-- BEGIN --
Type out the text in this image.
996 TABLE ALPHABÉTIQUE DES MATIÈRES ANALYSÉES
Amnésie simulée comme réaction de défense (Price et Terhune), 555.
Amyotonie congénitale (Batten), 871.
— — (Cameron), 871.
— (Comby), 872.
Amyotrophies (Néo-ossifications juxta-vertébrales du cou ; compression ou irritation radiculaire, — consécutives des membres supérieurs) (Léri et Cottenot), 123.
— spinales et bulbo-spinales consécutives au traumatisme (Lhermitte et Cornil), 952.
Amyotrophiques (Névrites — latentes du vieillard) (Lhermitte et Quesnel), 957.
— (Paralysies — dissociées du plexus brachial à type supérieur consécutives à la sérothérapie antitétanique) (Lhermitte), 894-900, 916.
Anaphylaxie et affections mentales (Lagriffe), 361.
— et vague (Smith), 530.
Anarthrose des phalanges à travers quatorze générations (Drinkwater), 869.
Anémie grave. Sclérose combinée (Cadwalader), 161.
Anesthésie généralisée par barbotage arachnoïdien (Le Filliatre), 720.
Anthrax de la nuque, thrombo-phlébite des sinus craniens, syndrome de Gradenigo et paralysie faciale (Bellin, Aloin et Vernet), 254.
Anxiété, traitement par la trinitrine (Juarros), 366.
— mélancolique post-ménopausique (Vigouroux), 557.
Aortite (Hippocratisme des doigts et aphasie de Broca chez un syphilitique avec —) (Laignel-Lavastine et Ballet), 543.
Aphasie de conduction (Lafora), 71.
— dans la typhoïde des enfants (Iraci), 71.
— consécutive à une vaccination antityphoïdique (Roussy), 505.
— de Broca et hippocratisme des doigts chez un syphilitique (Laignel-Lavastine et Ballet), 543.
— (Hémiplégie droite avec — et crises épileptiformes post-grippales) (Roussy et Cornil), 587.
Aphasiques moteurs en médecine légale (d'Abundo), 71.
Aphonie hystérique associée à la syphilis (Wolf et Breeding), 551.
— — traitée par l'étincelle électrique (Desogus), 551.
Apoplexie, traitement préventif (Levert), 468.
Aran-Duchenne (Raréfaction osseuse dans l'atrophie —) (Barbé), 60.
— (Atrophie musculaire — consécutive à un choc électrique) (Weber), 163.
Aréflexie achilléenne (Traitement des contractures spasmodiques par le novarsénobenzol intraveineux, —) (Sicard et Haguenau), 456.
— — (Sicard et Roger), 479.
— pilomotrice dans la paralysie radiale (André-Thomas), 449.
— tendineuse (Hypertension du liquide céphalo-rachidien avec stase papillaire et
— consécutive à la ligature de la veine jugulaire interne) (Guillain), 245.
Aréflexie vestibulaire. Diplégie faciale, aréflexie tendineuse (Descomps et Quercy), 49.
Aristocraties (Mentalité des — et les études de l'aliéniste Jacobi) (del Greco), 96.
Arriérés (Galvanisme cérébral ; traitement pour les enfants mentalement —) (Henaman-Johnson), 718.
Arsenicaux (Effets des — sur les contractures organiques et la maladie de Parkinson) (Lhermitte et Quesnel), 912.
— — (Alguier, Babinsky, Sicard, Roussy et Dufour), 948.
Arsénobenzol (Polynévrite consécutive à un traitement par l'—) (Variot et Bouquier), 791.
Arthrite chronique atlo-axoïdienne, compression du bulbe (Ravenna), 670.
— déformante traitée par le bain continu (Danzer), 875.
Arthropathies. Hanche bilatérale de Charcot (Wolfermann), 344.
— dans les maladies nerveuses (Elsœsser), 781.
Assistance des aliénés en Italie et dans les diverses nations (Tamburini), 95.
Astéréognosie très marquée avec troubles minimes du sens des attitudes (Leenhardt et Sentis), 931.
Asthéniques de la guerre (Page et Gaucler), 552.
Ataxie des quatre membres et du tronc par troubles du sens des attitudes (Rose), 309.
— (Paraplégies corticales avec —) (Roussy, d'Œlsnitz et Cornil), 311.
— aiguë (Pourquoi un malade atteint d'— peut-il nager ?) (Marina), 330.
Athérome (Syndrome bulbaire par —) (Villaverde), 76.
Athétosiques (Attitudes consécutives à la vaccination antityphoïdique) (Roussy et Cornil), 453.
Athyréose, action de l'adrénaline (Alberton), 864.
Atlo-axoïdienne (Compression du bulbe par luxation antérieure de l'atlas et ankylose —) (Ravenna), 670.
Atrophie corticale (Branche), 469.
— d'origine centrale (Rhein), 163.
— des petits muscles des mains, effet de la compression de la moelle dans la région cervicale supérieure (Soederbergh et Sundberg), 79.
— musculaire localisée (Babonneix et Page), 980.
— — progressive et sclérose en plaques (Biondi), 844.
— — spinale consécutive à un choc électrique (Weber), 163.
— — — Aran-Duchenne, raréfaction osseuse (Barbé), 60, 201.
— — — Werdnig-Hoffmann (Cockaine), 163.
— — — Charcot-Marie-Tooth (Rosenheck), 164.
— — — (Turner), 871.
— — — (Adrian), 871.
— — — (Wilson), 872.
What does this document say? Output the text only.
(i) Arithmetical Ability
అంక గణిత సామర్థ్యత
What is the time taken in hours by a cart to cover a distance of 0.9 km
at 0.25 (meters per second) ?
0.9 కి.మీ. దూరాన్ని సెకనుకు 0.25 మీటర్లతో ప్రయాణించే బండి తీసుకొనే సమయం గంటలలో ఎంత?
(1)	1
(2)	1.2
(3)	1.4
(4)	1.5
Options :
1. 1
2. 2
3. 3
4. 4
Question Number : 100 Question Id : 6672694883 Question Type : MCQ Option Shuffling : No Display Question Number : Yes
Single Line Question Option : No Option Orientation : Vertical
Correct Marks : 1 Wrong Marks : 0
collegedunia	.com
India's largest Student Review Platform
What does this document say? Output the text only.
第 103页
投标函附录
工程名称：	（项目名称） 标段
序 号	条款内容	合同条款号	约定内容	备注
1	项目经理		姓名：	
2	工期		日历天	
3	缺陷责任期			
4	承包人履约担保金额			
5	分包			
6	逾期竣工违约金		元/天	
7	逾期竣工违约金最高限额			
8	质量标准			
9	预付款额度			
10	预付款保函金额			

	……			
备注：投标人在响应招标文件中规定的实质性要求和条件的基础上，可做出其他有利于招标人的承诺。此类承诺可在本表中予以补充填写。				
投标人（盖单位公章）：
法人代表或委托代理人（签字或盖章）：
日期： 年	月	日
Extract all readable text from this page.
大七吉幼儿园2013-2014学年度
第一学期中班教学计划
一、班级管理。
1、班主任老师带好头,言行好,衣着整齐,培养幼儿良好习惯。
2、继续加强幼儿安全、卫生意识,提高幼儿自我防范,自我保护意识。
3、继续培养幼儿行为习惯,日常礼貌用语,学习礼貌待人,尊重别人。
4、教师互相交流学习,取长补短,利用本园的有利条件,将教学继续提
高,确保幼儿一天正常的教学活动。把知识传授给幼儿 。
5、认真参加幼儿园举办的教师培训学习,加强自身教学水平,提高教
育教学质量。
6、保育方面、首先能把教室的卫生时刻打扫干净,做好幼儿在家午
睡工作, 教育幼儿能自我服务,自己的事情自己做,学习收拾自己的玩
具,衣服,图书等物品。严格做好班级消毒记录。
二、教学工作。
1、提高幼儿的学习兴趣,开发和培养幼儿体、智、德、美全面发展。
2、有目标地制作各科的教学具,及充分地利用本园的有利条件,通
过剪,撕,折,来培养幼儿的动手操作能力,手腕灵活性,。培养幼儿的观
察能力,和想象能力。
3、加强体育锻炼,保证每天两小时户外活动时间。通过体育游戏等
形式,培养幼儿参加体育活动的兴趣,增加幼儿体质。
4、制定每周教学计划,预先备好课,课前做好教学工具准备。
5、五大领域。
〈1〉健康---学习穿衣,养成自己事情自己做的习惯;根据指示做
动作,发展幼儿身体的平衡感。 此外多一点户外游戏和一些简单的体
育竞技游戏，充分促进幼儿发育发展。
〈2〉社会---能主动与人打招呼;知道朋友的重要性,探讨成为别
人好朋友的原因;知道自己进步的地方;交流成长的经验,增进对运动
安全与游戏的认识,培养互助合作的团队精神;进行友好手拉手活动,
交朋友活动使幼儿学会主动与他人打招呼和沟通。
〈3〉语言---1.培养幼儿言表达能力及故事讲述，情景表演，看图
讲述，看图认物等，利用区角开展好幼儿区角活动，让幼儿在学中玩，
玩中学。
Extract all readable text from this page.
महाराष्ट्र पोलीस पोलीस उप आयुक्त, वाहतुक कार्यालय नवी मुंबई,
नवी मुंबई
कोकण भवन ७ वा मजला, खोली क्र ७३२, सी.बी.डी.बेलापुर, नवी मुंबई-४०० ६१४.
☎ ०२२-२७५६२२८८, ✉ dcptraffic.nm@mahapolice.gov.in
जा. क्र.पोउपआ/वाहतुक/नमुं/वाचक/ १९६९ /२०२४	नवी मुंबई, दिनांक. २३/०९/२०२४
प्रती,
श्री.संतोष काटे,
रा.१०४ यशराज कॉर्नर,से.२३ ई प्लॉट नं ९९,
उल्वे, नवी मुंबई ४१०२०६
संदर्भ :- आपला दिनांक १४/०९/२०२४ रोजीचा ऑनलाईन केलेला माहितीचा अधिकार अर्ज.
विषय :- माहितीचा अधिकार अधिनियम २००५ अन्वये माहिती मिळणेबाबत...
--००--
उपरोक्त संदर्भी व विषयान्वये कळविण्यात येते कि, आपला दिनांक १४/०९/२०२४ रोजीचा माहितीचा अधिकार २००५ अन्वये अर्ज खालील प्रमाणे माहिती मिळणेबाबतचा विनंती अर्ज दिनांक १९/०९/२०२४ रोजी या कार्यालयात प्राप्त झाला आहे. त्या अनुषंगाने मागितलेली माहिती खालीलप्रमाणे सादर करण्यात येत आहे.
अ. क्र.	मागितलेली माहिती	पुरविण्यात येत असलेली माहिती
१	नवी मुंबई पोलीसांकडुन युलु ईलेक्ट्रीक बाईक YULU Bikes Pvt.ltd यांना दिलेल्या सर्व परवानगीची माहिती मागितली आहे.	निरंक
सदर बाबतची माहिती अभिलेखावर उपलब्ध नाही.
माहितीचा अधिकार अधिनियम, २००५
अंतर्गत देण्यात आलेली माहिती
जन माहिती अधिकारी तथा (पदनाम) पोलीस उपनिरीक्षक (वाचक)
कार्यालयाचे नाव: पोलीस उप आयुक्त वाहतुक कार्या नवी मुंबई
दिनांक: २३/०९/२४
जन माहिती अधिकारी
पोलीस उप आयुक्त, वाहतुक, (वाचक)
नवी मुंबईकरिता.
-- END --
* [Given request] Show every line above in which the word "faciale" occurs.

* [Correct result]
Anthrax de la nuque, thrombo-phlébite des sinus craniens, syndrome de Gradenigo et paralysie faciale (Bellin, Aloin et Vernet), 254.
Aréflexie vestibulaire. Diplégie faciale, aréflexie tendineuse (Descomps et Quercy), 49.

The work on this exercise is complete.